Exercise task |
From the entries that follow, pick out all lines holding "content".

Data excerpts |
____

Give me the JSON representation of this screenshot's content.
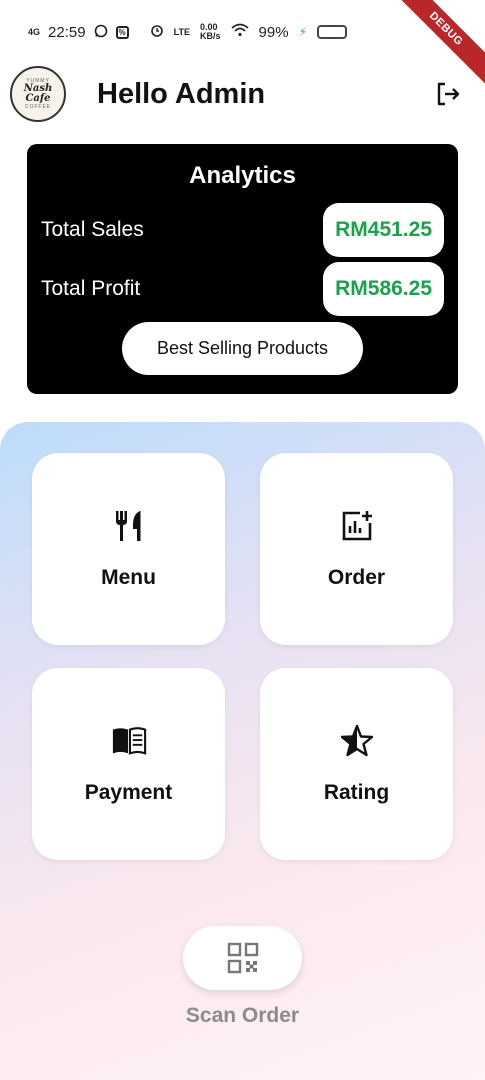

____

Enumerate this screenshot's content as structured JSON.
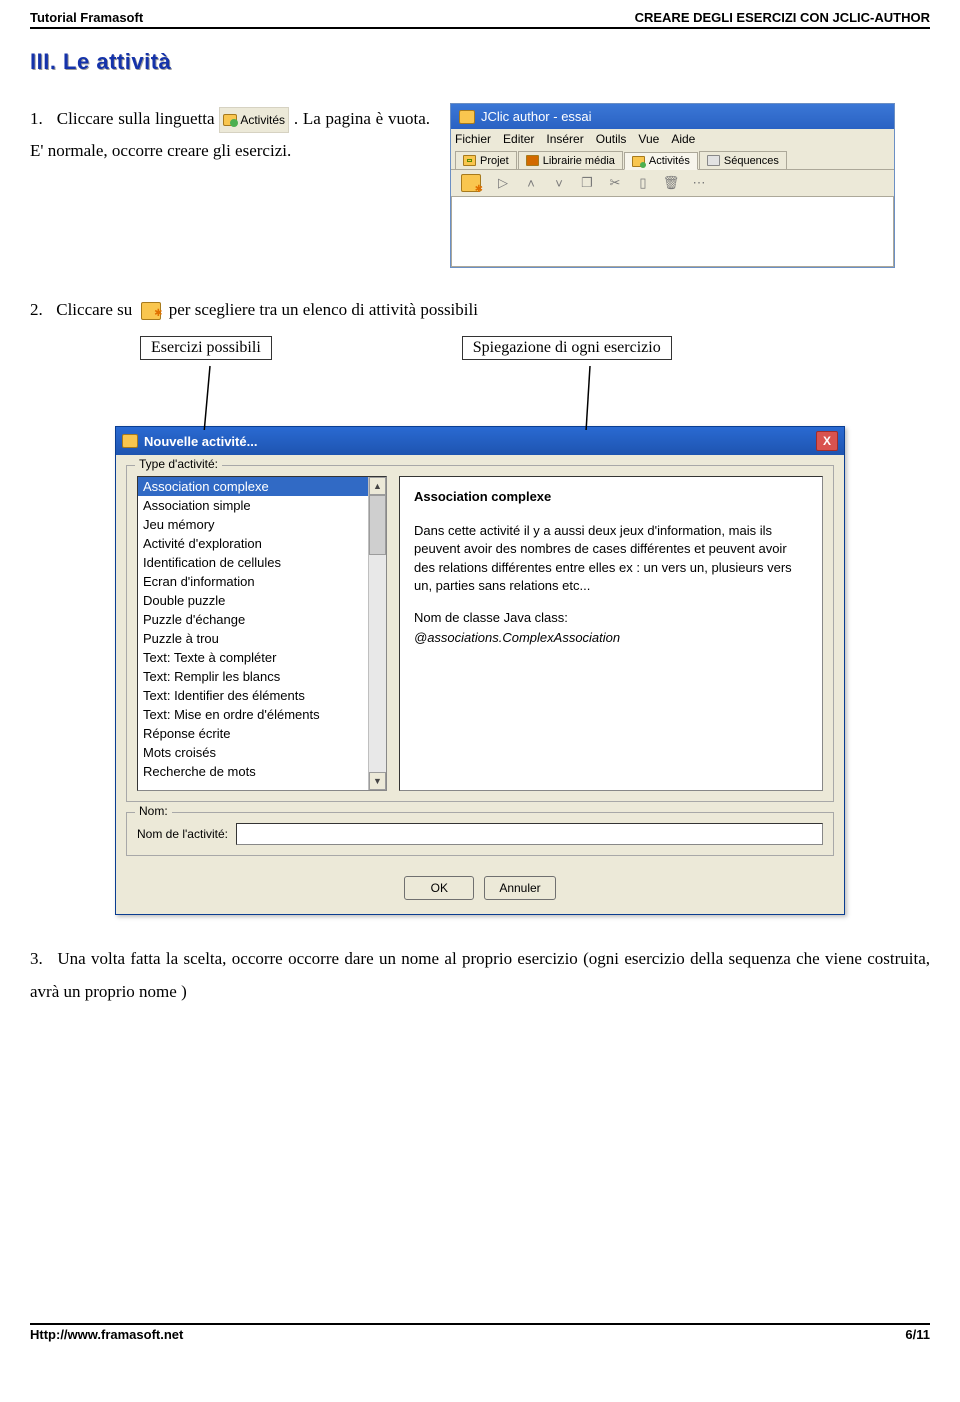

____

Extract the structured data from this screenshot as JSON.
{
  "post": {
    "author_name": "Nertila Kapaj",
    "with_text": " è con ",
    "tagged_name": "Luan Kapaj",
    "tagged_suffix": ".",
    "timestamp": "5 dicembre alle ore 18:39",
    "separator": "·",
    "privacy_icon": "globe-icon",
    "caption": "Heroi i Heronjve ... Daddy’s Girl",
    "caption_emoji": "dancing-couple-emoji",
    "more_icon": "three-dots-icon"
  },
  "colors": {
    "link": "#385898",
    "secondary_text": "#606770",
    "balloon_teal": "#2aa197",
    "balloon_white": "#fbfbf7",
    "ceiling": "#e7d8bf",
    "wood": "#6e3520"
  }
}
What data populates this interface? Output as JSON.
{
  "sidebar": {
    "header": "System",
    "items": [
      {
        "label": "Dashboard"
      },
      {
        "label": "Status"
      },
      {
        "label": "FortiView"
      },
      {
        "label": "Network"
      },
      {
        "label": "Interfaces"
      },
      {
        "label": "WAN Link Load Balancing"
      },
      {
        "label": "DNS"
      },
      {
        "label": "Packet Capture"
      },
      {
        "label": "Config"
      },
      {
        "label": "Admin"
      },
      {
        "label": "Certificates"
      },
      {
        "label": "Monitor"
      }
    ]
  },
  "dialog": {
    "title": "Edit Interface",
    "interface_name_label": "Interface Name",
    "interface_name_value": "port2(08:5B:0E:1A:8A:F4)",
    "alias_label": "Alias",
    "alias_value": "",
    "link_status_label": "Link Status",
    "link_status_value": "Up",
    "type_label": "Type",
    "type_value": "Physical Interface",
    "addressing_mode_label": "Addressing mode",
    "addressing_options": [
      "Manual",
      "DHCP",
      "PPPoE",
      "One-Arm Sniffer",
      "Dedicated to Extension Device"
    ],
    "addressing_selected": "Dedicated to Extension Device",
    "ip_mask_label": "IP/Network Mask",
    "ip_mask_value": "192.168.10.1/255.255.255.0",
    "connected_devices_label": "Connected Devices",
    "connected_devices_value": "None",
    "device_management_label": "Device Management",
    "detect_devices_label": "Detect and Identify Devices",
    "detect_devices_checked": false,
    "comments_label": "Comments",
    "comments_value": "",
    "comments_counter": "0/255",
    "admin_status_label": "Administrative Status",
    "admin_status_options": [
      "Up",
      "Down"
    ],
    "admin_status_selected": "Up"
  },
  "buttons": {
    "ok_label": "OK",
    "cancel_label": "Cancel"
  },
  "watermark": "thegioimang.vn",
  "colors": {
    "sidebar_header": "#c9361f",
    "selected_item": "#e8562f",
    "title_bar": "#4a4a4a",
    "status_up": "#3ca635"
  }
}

____

Correct response |
Give me the JSON representation of this screenshot's content.
Enumerate this screenshot's content as structured JSON.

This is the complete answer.